**Your instructions**:
Quote every line of the material beneath this one.

**Rows**:
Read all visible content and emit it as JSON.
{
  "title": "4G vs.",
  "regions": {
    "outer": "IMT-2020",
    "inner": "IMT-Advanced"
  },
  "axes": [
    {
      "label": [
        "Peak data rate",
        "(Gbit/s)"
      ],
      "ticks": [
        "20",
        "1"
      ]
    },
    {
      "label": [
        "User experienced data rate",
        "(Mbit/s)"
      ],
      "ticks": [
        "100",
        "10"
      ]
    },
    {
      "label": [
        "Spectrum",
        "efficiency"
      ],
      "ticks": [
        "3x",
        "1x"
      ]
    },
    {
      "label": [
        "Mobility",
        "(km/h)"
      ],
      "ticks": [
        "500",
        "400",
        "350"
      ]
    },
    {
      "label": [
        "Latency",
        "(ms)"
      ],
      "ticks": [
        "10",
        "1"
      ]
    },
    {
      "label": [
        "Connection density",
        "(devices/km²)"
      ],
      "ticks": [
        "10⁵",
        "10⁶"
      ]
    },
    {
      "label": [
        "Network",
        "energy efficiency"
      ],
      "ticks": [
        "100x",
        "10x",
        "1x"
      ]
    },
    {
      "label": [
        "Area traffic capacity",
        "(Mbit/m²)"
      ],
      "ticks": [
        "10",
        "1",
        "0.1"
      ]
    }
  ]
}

**Response below**:
Read all visible content and emit it as JSON.
{
  "title": "4G vs.",
  "regions": {
    "outer": "IMT-2020",
    "inner": "IMT-Advanced"
  },
  "axes": [
    {
      "label": [
        "Peak data rate",
        "(Gbit/s)"
      ],
      "ticks": [
        "20",
        "1"
      ]
    },
    {
      "label": [
        "User experienced data rate",
        "(Mbit/s)"
      ],
      "ticks": [
        "100",
        "10"
      ]
    },
    {
      "label": [
        "Spectrum",
        "efficiency"
      ],
      "ticks": [
        "3x",
        "1x"
      ]
    },
    {
      "label": [
        "Mobility",
        "(km/h)"
      ],
      "ticks": [
        "500",
        "400",
        "350"
      ]
    },
    {
      "label": [
        "Latency",
        "(ms)"
      ],
      "ticks": [
        "10",
        "1"
      ]
    },
    {
      "label": [
        "Connection density",
        "(devices/km²)"
      ],
      "ticks": [
        "10⁵",
        "10⁶"
      ]
    },
    {
      "label": [
        "Network",
        "energy efficiency"
      ],
      "ticks": [
        "100x",
        "10x",
        "1x"
      ]
    },
    {
      "label": [
        "Area traffic capacity",
        "(Mbit/m²)"
      ],
      "ticks": [
        "10",
        "1",
        "0.1"
      ]
    }
  ]
}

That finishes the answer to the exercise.